> _Challenge_
Spot each line that carries the word "Hydroelectricity"; copy those lines.

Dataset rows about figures
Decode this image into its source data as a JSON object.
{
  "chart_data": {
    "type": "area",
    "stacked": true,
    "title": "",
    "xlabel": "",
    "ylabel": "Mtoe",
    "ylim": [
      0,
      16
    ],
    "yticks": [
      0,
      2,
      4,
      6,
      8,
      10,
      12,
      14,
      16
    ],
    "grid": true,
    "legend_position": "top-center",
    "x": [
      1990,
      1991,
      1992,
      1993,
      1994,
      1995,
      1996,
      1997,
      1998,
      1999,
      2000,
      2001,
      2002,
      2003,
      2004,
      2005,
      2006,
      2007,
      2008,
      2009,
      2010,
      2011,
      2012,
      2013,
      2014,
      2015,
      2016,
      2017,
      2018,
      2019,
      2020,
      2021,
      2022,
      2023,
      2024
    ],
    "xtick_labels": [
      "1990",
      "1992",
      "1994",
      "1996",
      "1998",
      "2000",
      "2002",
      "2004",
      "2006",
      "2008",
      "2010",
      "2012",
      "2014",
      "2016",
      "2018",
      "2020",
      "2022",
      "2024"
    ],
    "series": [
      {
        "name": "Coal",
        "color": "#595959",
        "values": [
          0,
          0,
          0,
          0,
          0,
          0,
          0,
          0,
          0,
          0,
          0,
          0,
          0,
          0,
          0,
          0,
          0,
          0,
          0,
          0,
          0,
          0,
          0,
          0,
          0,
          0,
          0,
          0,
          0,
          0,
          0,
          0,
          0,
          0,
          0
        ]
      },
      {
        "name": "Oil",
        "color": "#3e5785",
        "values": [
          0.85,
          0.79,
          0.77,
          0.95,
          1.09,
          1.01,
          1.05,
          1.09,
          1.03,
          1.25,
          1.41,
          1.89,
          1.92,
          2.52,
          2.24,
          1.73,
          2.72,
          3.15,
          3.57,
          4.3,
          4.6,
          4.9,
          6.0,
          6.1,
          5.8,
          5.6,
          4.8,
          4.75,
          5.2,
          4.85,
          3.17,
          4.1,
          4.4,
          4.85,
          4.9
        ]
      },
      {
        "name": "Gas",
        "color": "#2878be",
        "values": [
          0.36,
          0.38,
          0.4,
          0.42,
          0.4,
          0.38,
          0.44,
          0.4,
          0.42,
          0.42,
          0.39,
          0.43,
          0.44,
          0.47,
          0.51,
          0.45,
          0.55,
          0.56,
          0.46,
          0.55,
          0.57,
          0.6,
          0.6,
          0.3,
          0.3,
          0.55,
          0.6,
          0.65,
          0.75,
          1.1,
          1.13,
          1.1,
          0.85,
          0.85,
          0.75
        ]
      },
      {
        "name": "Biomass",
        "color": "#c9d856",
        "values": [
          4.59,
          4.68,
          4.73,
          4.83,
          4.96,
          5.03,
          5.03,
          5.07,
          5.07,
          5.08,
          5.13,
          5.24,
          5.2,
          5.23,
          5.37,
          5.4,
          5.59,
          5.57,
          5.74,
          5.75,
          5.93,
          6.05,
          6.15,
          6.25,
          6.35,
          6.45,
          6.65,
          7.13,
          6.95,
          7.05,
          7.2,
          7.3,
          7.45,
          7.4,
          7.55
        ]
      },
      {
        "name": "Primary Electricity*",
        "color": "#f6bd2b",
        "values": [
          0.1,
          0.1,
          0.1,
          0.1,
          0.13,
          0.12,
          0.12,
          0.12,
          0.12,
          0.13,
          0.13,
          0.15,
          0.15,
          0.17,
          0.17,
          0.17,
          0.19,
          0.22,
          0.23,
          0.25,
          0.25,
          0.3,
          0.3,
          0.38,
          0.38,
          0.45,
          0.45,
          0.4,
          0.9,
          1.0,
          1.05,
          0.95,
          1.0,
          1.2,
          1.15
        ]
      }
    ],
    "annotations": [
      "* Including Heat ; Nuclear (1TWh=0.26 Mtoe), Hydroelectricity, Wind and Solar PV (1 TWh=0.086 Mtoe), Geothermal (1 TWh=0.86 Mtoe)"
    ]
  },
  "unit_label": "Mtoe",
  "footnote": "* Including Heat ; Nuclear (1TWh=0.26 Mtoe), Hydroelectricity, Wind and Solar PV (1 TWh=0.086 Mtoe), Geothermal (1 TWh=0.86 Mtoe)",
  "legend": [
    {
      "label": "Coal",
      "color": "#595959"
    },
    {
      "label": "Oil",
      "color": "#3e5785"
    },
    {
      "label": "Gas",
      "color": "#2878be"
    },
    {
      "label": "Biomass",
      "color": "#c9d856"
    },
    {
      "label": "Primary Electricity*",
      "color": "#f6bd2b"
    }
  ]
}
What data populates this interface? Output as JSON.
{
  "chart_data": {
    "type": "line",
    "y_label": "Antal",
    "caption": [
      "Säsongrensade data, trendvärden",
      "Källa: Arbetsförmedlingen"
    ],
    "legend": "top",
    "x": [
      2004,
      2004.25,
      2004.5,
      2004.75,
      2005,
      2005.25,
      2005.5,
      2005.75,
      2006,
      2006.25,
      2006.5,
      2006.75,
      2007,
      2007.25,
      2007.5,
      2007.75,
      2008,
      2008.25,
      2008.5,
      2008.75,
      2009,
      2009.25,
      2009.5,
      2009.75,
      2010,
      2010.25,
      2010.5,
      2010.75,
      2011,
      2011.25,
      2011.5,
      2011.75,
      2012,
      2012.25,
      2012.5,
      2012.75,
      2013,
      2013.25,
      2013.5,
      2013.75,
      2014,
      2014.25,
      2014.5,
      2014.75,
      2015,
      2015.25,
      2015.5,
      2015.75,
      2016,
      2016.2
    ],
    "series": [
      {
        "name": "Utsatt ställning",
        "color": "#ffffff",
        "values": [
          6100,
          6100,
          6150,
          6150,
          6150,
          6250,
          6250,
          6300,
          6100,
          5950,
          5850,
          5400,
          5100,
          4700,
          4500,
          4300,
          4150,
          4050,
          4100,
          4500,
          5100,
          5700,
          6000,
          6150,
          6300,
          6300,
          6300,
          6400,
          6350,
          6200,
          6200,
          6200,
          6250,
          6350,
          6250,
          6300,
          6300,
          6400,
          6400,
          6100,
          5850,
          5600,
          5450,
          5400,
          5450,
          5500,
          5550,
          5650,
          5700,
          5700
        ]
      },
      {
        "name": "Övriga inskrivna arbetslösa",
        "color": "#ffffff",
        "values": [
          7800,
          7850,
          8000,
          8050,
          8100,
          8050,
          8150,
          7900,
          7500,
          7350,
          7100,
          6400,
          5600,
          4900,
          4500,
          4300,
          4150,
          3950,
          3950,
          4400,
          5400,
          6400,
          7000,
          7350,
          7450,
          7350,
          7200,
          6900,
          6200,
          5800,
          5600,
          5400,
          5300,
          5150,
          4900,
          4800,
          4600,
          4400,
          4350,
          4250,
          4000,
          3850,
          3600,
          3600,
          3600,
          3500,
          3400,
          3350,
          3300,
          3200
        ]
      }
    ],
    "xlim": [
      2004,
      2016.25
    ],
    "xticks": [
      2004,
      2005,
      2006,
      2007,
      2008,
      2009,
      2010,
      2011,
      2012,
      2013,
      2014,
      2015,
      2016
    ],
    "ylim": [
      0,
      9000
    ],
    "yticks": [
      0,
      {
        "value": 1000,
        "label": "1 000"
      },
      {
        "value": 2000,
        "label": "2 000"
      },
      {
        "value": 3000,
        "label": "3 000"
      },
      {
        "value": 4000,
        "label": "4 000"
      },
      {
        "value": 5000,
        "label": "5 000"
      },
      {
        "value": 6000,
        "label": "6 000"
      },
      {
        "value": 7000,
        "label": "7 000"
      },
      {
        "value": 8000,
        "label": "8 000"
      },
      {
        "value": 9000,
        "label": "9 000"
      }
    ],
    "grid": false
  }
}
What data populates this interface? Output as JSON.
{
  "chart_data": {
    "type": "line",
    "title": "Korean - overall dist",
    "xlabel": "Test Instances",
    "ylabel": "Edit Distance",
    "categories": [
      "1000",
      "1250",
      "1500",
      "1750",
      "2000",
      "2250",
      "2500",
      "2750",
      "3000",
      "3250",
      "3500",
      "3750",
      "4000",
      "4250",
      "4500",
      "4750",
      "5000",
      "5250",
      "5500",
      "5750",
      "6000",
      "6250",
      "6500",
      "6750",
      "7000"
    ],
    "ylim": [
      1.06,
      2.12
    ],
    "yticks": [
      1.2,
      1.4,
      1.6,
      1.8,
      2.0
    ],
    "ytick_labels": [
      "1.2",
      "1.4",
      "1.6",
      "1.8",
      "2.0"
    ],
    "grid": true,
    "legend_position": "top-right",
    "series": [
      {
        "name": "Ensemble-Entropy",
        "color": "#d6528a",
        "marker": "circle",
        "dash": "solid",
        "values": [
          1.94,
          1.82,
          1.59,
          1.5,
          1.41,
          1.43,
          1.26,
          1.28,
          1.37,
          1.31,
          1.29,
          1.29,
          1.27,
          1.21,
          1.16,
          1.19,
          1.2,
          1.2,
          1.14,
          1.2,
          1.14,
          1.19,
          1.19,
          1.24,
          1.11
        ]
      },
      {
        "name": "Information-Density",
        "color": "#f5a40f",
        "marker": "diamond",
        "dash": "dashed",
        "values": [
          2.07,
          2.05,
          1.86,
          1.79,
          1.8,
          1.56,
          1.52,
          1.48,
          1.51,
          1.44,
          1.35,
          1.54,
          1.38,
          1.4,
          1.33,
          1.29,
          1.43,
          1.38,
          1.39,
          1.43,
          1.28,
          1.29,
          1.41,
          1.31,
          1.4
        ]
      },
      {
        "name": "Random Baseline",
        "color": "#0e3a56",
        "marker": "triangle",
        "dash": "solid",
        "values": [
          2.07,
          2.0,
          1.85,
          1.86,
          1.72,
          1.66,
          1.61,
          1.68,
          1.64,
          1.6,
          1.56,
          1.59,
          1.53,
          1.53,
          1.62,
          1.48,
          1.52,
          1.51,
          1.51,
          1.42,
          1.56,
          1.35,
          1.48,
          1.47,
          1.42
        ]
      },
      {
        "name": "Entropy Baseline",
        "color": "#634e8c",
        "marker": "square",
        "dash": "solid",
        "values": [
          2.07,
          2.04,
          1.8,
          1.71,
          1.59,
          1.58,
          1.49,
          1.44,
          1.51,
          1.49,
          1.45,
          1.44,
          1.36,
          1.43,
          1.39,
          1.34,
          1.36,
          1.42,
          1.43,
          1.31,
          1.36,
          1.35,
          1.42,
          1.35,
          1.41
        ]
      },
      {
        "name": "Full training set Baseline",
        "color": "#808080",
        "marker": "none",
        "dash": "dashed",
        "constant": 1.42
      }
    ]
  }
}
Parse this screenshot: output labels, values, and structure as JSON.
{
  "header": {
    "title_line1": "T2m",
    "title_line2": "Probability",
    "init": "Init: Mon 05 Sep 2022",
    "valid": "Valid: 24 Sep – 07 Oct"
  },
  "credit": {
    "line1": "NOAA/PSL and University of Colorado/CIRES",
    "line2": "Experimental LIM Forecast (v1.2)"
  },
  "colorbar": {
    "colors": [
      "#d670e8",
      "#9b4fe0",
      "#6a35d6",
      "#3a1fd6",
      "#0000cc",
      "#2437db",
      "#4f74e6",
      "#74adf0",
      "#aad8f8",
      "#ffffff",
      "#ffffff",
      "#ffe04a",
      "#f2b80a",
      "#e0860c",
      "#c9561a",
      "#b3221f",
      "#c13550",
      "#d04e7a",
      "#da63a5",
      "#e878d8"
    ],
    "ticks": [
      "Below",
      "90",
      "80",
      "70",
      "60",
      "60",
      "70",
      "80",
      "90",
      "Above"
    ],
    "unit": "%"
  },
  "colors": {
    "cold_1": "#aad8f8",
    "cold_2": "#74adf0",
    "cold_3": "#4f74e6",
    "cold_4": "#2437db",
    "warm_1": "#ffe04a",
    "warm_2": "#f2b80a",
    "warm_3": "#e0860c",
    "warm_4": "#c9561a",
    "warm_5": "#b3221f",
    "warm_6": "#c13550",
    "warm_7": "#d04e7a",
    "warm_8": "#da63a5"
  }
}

> _Solved problem_
      "* Including Heat ; Nuclear (1TWh=0.26 Mtoe), Hydroelectricity, Wind and Solar PV (1 TWh=0.086 Mtoe), Geothermal (1 TWh=0.86 Mtoe)"
  "footnote": "* Including Heat ; Nuclear (1TWh=0.26 Mtoe), Hydroelectricity, Wind and Solar PV (1 TWh=0.086 Mtoe), Geothermal (1 TWh=0.86 Mtoe)",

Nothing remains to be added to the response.